-- WHAT NEEDS TO BE DONE --
All entries must be extracted exactly, with nothing added or dropped.

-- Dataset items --
## BEGIN
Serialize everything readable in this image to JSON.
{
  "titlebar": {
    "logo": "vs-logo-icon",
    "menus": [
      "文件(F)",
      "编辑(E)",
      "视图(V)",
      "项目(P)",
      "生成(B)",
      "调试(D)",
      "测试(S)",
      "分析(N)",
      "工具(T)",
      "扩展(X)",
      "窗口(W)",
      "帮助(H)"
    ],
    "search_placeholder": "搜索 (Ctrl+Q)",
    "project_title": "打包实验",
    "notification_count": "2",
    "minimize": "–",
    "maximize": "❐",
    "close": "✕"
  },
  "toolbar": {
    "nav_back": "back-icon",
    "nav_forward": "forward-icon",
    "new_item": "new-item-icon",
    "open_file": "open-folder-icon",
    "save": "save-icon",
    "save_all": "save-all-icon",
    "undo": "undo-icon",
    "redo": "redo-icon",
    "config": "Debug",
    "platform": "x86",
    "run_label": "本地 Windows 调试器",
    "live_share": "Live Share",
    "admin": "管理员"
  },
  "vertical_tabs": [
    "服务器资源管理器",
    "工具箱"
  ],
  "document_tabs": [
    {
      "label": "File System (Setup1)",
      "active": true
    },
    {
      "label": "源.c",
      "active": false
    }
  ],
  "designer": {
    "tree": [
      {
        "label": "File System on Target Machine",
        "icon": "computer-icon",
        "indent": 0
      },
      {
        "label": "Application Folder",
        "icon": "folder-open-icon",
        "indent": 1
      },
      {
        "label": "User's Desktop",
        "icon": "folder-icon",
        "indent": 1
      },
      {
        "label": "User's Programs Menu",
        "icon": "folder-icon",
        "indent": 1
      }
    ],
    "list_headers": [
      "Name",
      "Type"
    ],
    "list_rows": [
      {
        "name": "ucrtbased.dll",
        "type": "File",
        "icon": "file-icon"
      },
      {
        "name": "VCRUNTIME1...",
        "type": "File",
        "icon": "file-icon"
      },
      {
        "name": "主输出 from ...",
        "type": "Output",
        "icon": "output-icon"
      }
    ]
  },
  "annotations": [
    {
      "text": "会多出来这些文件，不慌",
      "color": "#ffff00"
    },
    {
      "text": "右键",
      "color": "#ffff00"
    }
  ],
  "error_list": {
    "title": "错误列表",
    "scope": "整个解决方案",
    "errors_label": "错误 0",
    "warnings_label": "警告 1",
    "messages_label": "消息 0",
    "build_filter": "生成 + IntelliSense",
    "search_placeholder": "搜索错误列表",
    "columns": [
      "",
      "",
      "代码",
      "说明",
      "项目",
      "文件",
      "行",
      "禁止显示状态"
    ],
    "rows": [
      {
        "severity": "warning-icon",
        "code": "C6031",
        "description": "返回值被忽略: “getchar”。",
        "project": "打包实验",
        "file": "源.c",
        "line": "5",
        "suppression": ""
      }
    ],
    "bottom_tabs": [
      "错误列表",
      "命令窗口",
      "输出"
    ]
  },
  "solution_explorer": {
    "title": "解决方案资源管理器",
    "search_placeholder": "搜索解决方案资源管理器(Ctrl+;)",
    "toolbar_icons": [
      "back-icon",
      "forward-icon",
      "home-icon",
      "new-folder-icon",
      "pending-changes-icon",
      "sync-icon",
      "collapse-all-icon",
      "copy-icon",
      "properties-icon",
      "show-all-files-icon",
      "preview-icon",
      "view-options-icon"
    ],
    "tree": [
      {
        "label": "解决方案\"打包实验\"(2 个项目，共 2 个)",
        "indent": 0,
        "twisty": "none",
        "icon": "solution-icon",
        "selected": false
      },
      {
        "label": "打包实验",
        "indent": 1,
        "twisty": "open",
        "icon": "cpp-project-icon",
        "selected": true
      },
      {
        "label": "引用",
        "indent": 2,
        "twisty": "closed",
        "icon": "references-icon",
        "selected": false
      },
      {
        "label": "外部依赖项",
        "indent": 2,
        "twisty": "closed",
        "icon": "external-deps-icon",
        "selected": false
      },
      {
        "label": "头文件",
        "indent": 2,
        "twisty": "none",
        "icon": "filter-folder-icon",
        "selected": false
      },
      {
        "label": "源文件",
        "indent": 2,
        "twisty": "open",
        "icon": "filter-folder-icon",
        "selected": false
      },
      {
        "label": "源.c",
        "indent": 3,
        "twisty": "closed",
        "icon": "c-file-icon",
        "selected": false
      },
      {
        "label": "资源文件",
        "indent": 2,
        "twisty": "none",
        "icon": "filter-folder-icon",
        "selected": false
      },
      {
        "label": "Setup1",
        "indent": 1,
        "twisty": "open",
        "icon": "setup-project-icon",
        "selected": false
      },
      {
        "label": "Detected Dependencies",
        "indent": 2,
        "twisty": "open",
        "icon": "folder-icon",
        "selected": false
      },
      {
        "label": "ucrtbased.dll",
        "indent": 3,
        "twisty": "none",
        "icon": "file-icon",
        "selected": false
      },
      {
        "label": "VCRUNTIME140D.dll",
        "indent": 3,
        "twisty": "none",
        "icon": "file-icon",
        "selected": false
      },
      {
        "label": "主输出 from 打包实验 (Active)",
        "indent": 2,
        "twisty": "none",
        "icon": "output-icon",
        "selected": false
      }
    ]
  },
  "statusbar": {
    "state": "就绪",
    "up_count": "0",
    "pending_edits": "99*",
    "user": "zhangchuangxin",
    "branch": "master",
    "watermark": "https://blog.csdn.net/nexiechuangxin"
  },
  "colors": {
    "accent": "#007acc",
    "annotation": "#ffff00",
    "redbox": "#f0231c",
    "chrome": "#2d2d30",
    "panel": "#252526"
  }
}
## END
-- FINISHED ANSWER --
Serialize everything readable in this image to JSON.
{
  "titlebar": {
    "logo": "vs-logo-icon",
    "menus": [
      "文件(F)",
      "编辑(E)",
      "视图(V)",
      "项目(P)",
      "生成(B)",
      "调试(D)",
      "测试(S)",
      "分析(N)",
      "工具(T)",
      "扩展(X)",
      "窗口(W)",
      "帮助(H)"
    ],
    "search_placeholder": "搜索 (Ctrl+Q)",
    "project_title": "打包实验",
    "notification_count": "2",
    "minimize": "–",
    "maximize": "❐",
    "close": "✕"
  },
  "toolbar": {
    "nav_back": "back-icon",
    "nav_forward": "forward-icon",
    "new_item": "new-item-icon",
    "open_file": "open-folder-icon",
    "save": "save-icon",
    "save_all": "save-all-icon",
    "undo": "undo-icon",
    "redo": "redo-icon",
    "config": "Debug",
    "platform": "x86",
    "run_label": "本地 Windows 调试器",
    "live_share": "Live Share",
    "admin": "管理员"
  },
  "vertical_tabs": [
    "服务器资源管理器",
    "工具箱"
  ],
  "document_tabs": [
    {
      "label": "File System (Setup1)",
      "active": true
    },
    {
      "label": "源.c",
      "active": false
    }
  ],
  "designer": {
    "tree": [
      {
        "label": "File System on Target Machine",
        "icon": "computer-icon",
        "indent": 0
      },
      {
        "label": "Application Folder",
        "icon": "folder-open-icon",
        "indent": 1
      },
      {
        "label": "User's Desktop",
        "icon": "folder-icon",
        "indent": 1
      },
      {
        "label": "User's Programs Menu",
        "icon": "folder-icon",
        "indent": 1
      }
    ],
    "list_headers": [
      "Name",
      "Type"
    ],
    "list_rows": [
      {
        "name": "ucrtbased.dll",
        "type": "File",
        "icon": "file-icon"
      },
      {
        "name": "VCRUNTIME1...",
        "type": "File",
        "icon": "file-icon"
      },
      {
        "name": "主输出 from ...",
        "type": "Output",
        "icon": "output-icon"
      }
    ]
  },
  "annotations": [
    {
      "text": "会多出来这些文件，不慌",
      "color": "#ffff00"
    },
    {
      "text": "右键",
      "color": "#ffff00"
    }
  ],
  "error_list": {
    "title": "错误列表",
    "scope": "整个解决方案",
    "errors_label": "错误 0",
    "warnings_label": "警告 1",
    "messages_label": "消息 0",
    "build_filter": "生成 + IntelliSense",
    "search_placeholder": "搜索错误列表",
    "columns": [
      "",
      "",
      "代码",
      "说明",
      "项目",
      "文件",
      "行",
      "禁止显示状态"
    ],
    "rows": [
      {
        "severity": "warning-icon",
        "code": "C6031",
        "description": "返回值被忽略: “getchar”。",
        "project": "打包实验",
        "file": "源.c",
        "line": "5",
        "suppression": ""
      }
    ],
    "bottom_tabs": [
      "错误列表",
      "命令窗口",
      "输出"
    ]
  },
  "solution_explorer": {
    "title": "解决方案资源管理器",
    "search_placeholder": "搜索解决方案资源管理器(Ctrl+;)",
    "toolbar_icons": [
      "back-icon",
      "forward-icon",
      "home-icon",
      "new-folder-icon",
      "pending-changes-icon",
      "sync-icon",
      "collapse-all-icon",
      "copy-icon",
      "properties-icon",
      "show-all-files-icon",
      "preview-icon",
      "view-options-icon"
    ],
    "tree": [
      {
        "label": "解决方案\"打包实验\"(2 个项目，共 2 个)",
        "indent": 0,
        "twisty": "none",
        "icon": "solution-icon",
        "selected": false
      },
      {
        "label": "打包实验",
        "indent": 1,
        "twisty": "open",
        "icon": "cpp-project-icon",
        "selected": true
      },
      {
        "label": "引用",
        "indent": 2,
        "twisty": "closed",
        "icon": "references-icon",
        "selected": false
      },
      {
        "label": "外部依赖项",
        "indent": 2,
        "twisty": "closed",
        "icon": "external-deps-icon",
        "selected": false
      },
      {
        "label": "头文件",
        "indent": 2,
        "twisty": "none",
        "icon": "filter-folder-icon",
        "selected": false
      },
      {
        "label": "源文件",
        "indent": 2,
        "twisty": "open",
        "icon": "filter-folder-icon",
        "selected": false
      },
      {
        "label": "源.c",
        "indent": 3,
        "twisty": "closed",
        "icon": "c-file-icon",
        "selected": false
      },
      {
        "label": "资源文件",
        "indent": 2,
        "twisty": "none",
        "icon": "filter-folder-icon",
        "selected": false
      },
      {
        "label": "Setup1",
        "indent": 1,
        "twisty": "open",
        "icon": "setup-project-icon",
        "selected": false
      },
      {
        "label": "Detected Dependencies",
        "indent": 2,
        "twisty": "open",
        "icon": "folder-icon",
        "selected": false
      },
      {
        "label": "ucrtbased.dll",
        "indent": 3,
        "twisty": "none",
        "icon": "file-icon",
        "selected": false
      },
      {
        "label": "VCRUNTIME140D.dll",
        "indent": 3,
        "twisty": "none",
        "icon": "file-icon",
        "selected": false
      },
      {
        "label": "主输出 from 打包实验 (Active)",
        "indent": 2,
        "twisty": "none",
        "icon": "output-icon",
        "selected": false
      }
    ]
  },
  "statusbar": {
    "state": "就绪",
    "up_count": "0",
    "pending_edits": "99*",
    "user": "zhangchuangxin",
    "branch": "master",
    "watermark": "https://blog.csdn.net/nexiechuangxin"
  },
  "colors": {
    "accent": "#007acc",
    "annotation": "#ffff00",
    "redbox": "#f0231c",
    "chrome": "#2d2d30",
    "panel": "#252526"
  }
}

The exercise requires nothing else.